INSTRUCTIONS FOR THE TASK
Work through the material below and count the lines holding the word "einmal"; give that count and nothing more.

WORKING DATA

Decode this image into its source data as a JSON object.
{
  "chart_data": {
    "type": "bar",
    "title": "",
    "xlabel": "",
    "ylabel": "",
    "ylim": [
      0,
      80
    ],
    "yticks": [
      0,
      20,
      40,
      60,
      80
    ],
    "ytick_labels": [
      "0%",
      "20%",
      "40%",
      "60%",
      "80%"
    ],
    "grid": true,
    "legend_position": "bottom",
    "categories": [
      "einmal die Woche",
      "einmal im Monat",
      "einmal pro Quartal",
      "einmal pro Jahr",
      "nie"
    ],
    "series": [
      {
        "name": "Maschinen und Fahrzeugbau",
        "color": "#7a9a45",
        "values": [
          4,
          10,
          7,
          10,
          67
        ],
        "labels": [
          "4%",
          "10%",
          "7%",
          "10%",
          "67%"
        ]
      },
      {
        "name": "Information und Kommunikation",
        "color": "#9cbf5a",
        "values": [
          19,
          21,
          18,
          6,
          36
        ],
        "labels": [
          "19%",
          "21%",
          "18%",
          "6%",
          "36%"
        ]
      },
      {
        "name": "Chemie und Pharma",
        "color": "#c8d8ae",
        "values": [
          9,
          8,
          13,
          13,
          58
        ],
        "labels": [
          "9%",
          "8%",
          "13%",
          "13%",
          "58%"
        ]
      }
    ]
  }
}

---

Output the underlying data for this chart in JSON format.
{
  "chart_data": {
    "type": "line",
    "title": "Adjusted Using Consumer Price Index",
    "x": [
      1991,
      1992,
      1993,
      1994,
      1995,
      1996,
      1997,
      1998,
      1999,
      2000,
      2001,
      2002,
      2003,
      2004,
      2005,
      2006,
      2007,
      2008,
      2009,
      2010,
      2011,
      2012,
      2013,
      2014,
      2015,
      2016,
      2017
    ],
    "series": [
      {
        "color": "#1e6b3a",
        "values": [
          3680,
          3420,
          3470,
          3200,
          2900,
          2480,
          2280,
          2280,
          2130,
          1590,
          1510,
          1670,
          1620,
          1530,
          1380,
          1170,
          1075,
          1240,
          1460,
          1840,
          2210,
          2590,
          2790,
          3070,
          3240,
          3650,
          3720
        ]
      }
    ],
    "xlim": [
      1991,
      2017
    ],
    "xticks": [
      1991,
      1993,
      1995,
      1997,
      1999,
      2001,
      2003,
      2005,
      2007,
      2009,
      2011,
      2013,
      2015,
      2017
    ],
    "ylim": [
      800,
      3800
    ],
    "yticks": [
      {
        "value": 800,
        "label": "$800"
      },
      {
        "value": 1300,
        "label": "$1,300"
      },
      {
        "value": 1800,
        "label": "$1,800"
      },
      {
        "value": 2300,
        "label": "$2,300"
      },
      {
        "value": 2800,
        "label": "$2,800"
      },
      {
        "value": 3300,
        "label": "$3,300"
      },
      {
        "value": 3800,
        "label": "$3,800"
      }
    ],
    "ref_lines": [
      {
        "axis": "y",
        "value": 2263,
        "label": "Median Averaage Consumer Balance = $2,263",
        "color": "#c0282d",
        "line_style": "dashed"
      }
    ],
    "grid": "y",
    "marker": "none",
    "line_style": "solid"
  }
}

ANSWER TO THE EXERCISE
4